◆ YOUR TASK ◆
Print every line of the listing exactly, please.

◆ DATASET RECORDS ◆
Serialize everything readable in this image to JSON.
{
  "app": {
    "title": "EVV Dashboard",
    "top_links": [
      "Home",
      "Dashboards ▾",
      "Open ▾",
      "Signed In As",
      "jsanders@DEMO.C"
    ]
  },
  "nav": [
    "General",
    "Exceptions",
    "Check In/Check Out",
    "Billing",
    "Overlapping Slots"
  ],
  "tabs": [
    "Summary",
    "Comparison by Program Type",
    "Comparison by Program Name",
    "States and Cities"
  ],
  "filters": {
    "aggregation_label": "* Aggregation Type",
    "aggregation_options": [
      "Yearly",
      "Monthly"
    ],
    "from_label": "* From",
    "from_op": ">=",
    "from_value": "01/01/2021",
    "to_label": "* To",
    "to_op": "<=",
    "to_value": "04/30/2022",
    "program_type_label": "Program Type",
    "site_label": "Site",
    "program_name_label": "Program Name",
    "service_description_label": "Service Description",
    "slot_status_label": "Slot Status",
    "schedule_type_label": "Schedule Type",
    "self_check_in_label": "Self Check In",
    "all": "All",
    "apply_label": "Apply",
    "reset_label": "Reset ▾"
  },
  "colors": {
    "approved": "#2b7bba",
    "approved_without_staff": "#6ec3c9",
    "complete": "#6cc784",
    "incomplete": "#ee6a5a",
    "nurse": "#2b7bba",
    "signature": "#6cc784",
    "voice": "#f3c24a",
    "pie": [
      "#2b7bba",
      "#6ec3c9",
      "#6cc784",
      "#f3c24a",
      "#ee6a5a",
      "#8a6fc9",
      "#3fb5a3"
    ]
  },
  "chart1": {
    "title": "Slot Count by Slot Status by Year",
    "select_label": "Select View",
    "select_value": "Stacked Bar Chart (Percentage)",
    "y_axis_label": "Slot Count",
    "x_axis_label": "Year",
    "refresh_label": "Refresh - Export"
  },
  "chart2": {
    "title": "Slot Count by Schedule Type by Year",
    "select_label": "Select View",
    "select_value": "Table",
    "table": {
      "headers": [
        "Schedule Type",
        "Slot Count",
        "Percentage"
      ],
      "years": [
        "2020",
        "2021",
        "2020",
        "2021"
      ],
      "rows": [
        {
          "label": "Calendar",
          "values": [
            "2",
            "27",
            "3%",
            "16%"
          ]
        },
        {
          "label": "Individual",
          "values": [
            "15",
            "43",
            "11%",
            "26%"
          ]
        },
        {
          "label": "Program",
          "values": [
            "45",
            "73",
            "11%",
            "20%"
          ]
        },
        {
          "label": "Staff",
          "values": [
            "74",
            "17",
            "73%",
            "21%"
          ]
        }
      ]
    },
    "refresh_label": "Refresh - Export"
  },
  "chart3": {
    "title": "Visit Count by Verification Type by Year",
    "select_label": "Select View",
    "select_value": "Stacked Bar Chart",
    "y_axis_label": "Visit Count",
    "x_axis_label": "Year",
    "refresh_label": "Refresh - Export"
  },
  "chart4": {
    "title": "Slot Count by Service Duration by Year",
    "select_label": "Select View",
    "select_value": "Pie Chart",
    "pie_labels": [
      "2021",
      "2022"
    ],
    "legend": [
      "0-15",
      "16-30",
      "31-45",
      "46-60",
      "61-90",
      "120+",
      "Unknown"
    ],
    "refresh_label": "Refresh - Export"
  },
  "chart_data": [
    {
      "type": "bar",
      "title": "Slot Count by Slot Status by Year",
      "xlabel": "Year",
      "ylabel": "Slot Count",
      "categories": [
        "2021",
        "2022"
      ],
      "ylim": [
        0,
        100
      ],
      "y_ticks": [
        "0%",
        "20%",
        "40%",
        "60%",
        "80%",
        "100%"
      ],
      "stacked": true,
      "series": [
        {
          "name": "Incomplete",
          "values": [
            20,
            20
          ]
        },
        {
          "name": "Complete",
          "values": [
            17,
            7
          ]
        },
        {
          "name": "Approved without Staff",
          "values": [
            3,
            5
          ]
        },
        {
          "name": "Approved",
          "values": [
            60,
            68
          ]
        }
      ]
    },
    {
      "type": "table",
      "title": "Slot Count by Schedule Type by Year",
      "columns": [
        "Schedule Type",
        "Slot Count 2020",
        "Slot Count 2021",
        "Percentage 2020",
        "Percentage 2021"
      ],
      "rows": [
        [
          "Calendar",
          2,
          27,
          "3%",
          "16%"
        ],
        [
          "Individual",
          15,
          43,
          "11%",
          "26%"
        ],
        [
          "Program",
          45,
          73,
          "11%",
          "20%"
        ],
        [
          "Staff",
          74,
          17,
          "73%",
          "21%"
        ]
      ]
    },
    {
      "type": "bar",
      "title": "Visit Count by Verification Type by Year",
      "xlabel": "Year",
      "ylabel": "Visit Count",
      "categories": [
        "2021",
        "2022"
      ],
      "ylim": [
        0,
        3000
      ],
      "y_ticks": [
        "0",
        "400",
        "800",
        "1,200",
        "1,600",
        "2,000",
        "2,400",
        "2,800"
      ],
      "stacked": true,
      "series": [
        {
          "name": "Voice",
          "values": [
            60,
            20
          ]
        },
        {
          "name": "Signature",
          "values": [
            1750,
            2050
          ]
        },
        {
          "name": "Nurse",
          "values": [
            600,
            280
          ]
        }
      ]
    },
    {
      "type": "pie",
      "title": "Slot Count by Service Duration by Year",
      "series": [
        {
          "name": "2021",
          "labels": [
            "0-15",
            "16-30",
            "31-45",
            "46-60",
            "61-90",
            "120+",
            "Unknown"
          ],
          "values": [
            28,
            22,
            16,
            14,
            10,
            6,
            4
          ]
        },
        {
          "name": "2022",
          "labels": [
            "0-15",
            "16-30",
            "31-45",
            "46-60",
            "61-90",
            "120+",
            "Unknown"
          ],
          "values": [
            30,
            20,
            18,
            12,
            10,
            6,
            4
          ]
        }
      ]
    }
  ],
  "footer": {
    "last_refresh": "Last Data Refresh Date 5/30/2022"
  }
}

◆ ANSWER TO THE PROBLEM ◆
Serialize everything readable in this image to JSON.
{
  "app": {
    "title": "EVV Dashboard",
    "top_links": [
      "Home",
      "Dashboards ▾",
      "Open ▾",
      "Signed In As",
      "jsanders@DEMO.C"
    ]
  },
  "nav": [
    "General",
    "Exceptions",
    "Check In/Check Out",
    "Billing",
    "Overlapping Slots"
  ],
  "tabs": [
    "Summary",
    "Comparison by Program Type",
    "Comparison by Program Name",
    "States and Cities"
  ],
  "filters": {
    "aggregation_label": "* Aggregation Type",
    "aggregation_options": [
      "Yearly",
      "Monthly"
    ],
    "from_label": "* From",
    "from_op": ">=",
    "from_value": "01/01/2021",
    "to_label": "* To",
    "to_op": "<=",
    "to_value": "04/30/2022",
    "program_type_label": "Program Type",
    "site_label": "Site",
    "program_name_label": "Program Name",
    "service_description_label": "Service Description",
    "slot_status_label": "Slot Status",
    "schedule_type_label": "Schedule Type",
    "self_check_in_label": "Self Check In",
    "all": "All",
    "apply_label": "Apply",
    "reset_label": "Reset ▾"
  },
  "colors": {
    "approved": "#2b7bba",
    "approved_without_staff": "#6ec3c9",
    "complete": "#6cc784",
    "incomplete": "#ee6a5a",
    "nurse": "#2b7bba",
    "signature": "#6cc784",
    "voice": "#f3c24a",
    "pie": [
      "#2b7bba",
      "#6ec3c9",
      "#6cc784",
      "#f3c24a",
      "#ee6a5a",
      "#8a6fc9",
      "#3fb5a3"
    ]
  },
  "chart1": {
    "title": "Slot Count by Slot Status by Year",
    "select_label": "Select View",
    "select_value": "Stacked Bar Chart (Percentage)",
    "y_axis_label": "Slot Count",
    "x_axis_label": "Year",
    "refresh_label": "Refresh - Export"
  },
  "chart2": {
    "title": "Slot Count by Schedule Type by Year",
    "select_label": "Select View",
    "select_value": "Table",
    "table": {
      "headers": [
        "Schedule Type",
        "Slot Count",
        "Percentage"
      ],
      "years": [
        "2020",
        "2021",
        "2020",
        "2021"
      ],
      "rows": [
        {
          "label": "Calendar",
          "values": [
            "2",
            "27",
            "3%",
            "16%"
          ]
        },
        {
          "label": "Individual",
          "values": [
            "15",
            "43",
            "11%",
            "26%"
          ]
        },
        {
          "label": "Program",
          "values": [
            "45",
            "73",
            "11%",
            "20%"
          ]
        },
        {
          "label": "Staff",
          "values": [
            "74",
            "17",
            "73%",
            "21%"
          ]
        }
      ]
    },
    "refresh_label": "Refresh - Export"
  },
  "chart3": {
    "title": "Visit Count by Verification Type by Year",
    "select_label": "Select View",
    "select_value": "Stacked Bar Chart",
    "y_axis_label": "Visit Count",
    "x_axis_label": "Year",
    "refresh_label": "Refresh - Export"
  },
  "chart4": {
    "title": "Slot Count by Service Duration by Year",
    "select_label": "Select View",
    "select_value": "Pie Chart",
    "pie_labels": [
      "2021",
      "2022"
    ],
    "legend": [
      "0-15",
      "16-30",
      "31-45",
      "46-60",
      "61-90",
      "120+",
      "Unknown"
    ],
    "refresh_label": "Refresh - Export"
  },
  "chart_data": [
    {
      "type": "bar",
      "title": "Slot Count by Slot Status by Year",
      "xlabel": "Year",
      "ylabel": "Slot Count",
      "categories": [
        "2021",
        "2022"
      ],
      "ylim": [
        0,
        100
      ],
      "y_ticks": [
        "0%",
        "20%",
        "40%",
        "60%",
        "80%",
        "100%"
      ],
      "stacked": true,
      "series": [
        {
          "name": "Incomplete",
          "values": [
            20,
            20
          ]
        },
        {
          "name": "Complete",
          "values": [
            17,
            7
          ]
        },
        {
          "name": "Approved without Staff",
          "values": [
            3,
            5
          ]
        },
        {
          "name": "Approved",
          "values": [
            60,
            68
          ]
        }
      ]
    },
    {
      "type": "table",
      "title": "Slot Count by Schedule Type by Year",
      "columns": [
        "Schedule Type",
        "Slot Count 2020",
        "Slot Count 2021",
        "Percentage 2020",
        "Percentage 2021"
      ],
      "rows": [
        [
          "Calendar",
          2,
          27,
          "3%",
          "16%"
        ],
        [
          "Individual",
          15,
          43,
          "11%",
          "26%"
        ],
        [
          "Program",
          45,
          73,
          "11%",
          "20%"
        ],
        [
          "Staff",
          74,
          17,
          "73%",
          "21%"
        ]
      ]
    },
    {
      "type": "bar",
      "title": "Visit Count by Verification Type by Year",
      "xlabel": "Year",
      "ylabel": "Visit Count",
      "categories": [
        "2021",
        "2022"
      ],
      "ylim": [
        0,
        3000
      ],
      "y_ticks": [
        "0",
        "400",
        "800",
        "1,200",
        "1,600",
        "2,000",
        "2,400",
        "2,800"
      ],
      "stacked": true,
      "series": [
        {
          "name": "Voice",
          "values": [
            60,
            20
          ]
        },
        {
          "name": "Signature",
          "values": [
            1750,
            2050
          ]
        },
        {
          "name": "Nurse",
          "values": [
            600,
            280
          ]
        }
      ]
    },
    {
      "type": "pie",
      "title": "Slot Count by Service Duration by Year",
      "series": [
        {
          "name": "2021",
          "labels": [
            "0-15",
            "16-30",
            "31-45",
            "46-60",
            "61-90",
            "120+",
            "Unknown"
          ],
          "values": [
            28,
            22,
            16,
            14,
            10,
            6,
            4
          ]
        },
        {
          "name": "2022",
          "labels": [
            "0-15",
            "16-30",
            "31-45",
            "46-60",
            "61-90",
            "120+",
            "Unknown"
          ],
          "values": [
            30,
            20,
            18,
            12,
            10,
            6,
            4
          ]
        }
      ]
    }
  ],
  "footer": {
    "last_refresh": "Last Data Refresh Date 5/30/2022"
  }
}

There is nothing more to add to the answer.